▼
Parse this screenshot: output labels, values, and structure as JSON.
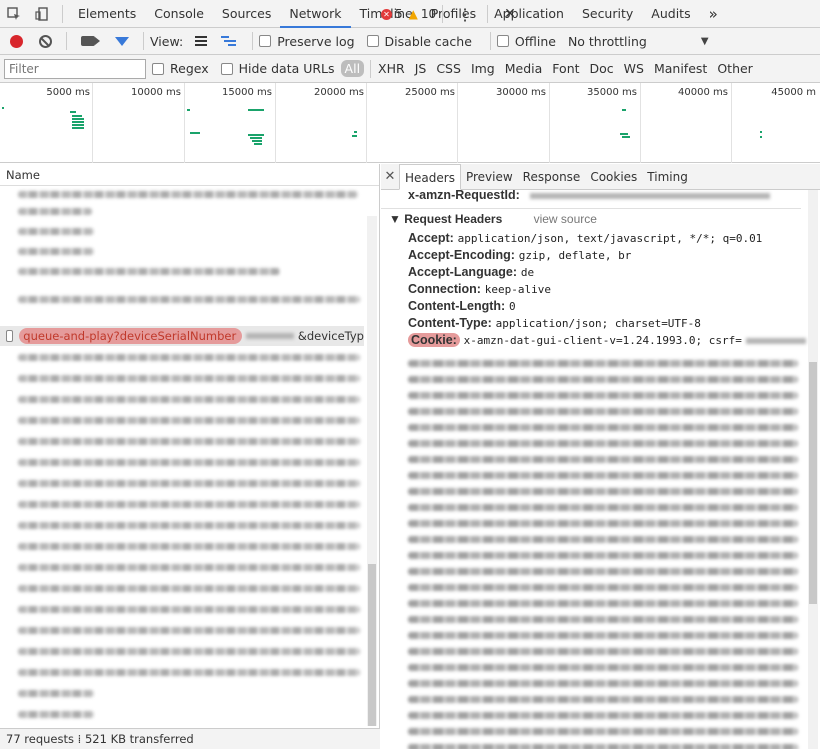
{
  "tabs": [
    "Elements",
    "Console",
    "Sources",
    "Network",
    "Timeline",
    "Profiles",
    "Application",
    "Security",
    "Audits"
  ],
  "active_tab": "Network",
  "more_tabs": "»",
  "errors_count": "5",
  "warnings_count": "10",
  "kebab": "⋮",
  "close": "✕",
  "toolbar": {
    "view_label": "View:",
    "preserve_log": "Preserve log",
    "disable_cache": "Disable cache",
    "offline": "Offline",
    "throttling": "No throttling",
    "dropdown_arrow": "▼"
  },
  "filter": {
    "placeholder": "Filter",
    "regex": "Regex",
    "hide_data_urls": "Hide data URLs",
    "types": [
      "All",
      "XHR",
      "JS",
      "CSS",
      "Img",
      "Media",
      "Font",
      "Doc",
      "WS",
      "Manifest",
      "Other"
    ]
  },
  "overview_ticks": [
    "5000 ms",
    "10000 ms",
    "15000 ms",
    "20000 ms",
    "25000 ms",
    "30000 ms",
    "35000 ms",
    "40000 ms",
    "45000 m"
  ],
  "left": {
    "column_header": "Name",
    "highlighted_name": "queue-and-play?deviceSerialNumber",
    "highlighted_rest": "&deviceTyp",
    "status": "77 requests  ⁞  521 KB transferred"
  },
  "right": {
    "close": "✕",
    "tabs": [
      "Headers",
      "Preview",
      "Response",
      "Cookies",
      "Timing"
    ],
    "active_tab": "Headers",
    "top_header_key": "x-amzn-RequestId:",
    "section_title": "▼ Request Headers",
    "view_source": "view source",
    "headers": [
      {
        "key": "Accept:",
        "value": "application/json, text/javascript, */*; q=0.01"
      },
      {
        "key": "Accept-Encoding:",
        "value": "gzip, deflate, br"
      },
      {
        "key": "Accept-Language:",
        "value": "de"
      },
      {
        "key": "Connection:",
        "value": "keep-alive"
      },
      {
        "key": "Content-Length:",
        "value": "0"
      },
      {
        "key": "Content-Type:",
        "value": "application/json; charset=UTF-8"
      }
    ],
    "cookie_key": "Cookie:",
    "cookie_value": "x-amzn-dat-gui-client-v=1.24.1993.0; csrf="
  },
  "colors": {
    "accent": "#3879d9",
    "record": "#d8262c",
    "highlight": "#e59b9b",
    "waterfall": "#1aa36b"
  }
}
▲
▼
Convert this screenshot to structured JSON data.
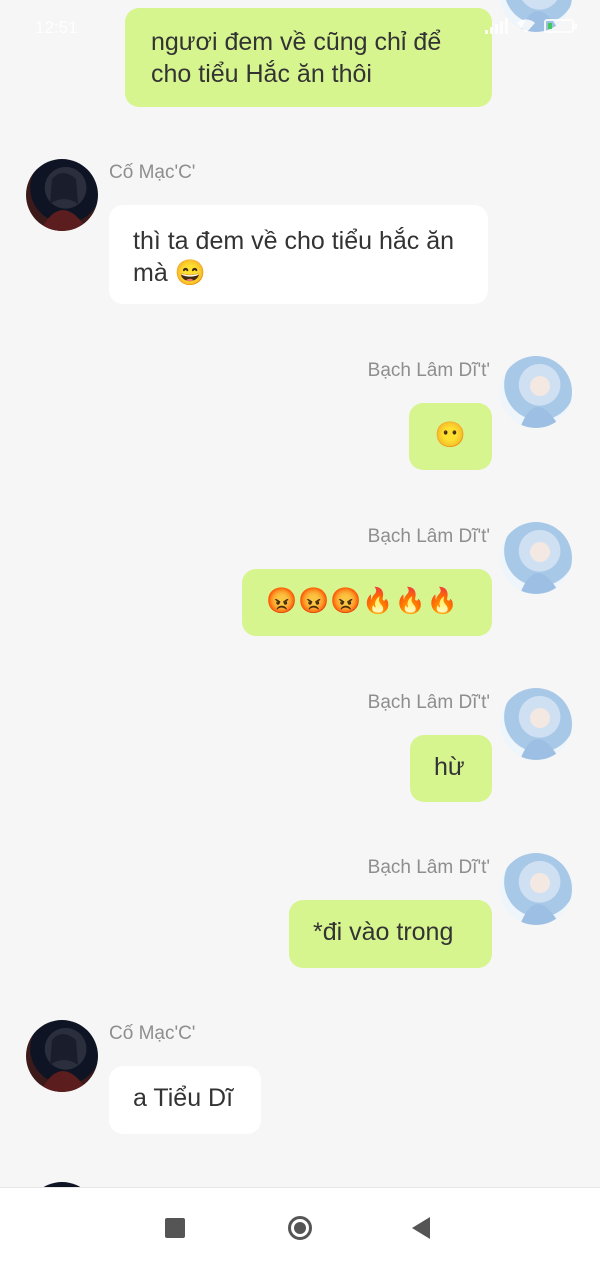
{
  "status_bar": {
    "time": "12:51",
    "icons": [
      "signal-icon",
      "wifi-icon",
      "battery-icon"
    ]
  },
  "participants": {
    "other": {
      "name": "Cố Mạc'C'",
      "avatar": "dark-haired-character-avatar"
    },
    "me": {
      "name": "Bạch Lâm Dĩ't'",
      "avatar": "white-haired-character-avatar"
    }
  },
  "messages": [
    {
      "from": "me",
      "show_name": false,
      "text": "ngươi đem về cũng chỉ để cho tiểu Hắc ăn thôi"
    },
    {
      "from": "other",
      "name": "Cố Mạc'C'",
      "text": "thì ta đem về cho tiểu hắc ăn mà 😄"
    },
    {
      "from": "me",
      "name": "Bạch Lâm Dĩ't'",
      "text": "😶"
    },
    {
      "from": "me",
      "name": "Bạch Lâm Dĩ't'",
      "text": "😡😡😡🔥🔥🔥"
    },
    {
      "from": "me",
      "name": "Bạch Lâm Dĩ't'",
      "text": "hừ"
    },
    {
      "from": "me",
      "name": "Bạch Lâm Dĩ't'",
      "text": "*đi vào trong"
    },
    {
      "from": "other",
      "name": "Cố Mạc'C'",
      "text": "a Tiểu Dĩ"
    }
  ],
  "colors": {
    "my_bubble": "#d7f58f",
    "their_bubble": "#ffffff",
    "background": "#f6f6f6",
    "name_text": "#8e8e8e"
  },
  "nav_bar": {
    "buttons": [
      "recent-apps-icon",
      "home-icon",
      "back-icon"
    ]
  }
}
▲
**Required task**
Scan the entries above. Copy each line that has the string "amzn".

**Written reply**
    "top_header_key": "x-amzn-RequestId:",
    "cookie_value": "x-amzn-dat-gui-client-v=1.24.1993.0; csrf="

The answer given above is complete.